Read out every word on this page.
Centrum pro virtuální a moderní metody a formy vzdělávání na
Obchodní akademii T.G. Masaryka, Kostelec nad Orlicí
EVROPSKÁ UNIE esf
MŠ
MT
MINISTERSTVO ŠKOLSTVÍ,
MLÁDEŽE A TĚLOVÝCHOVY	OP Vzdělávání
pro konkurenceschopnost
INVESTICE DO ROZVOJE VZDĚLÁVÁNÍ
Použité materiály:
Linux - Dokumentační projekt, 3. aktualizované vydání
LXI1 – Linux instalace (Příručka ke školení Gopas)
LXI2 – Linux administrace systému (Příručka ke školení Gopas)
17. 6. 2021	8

---------------

Exercise directions —
Copy out every line with the word "Linux".

Full solution —
Linux - Dokumentační projekt, 3. aktualizované vydání
LXI1 – Linux instalace (Příručka ke školení Gopas)
LXI2 – Linux administrace systému (Příručka ke školení Gopas)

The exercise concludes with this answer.